→ AIM: Count every line of the material that holds the string "JSON". Respond with the total only.

→ PROVIDED MATERIAL:
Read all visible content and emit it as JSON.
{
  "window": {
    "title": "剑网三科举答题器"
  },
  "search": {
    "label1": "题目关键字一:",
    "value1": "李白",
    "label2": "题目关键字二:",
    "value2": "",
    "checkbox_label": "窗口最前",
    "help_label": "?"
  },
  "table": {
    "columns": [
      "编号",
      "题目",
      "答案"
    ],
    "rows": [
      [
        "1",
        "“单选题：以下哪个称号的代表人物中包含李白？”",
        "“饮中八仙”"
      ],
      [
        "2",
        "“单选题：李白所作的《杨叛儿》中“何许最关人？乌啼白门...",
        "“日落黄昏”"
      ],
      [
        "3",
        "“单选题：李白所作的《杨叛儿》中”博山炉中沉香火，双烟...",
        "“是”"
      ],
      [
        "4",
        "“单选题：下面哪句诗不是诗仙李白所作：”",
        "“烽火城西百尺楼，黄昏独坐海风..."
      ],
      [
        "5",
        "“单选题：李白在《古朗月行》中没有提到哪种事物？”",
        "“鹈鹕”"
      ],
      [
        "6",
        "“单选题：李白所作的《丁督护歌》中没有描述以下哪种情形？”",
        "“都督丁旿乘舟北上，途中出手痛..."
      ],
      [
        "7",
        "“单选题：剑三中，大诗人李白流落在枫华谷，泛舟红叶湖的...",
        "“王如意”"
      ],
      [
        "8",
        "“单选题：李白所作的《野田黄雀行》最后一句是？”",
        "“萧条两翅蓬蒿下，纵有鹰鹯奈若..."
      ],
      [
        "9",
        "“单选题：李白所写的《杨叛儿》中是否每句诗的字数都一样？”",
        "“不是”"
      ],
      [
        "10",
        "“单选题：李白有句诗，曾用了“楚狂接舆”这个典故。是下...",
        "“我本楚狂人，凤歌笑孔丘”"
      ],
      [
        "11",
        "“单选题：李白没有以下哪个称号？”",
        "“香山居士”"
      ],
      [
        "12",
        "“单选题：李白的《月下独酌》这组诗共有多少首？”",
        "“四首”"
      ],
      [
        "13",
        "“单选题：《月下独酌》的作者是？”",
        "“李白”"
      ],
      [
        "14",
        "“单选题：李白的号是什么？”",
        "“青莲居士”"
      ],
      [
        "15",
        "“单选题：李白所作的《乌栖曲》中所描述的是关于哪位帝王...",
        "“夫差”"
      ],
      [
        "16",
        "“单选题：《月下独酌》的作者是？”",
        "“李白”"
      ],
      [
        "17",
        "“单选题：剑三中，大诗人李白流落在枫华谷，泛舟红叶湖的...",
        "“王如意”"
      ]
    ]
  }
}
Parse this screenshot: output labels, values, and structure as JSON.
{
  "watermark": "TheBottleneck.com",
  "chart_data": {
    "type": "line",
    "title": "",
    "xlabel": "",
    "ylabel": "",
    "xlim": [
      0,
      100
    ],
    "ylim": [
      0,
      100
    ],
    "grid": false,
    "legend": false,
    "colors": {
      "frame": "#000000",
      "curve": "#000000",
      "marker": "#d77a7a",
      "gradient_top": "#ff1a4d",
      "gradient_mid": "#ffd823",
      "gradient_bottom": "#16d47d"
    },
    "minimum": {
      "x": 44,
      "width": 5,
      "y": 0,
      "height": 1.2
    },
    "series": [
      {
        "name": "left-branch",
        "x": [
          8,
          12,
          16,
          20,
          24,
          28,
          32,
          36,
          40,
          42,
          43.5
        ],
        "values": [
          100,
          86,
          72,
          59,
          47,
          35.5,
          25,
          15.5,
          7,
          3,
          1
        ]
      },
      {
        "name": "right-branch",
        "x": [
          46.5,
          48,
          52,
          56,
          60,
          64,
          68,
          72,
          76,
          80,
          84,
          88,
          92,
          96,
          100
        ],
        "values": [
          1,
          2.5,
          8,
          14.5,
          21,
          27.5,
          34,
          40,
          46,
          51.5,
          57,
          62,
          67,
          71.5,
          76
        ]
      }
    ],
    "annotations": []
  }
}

→ THE RESPONSE: 2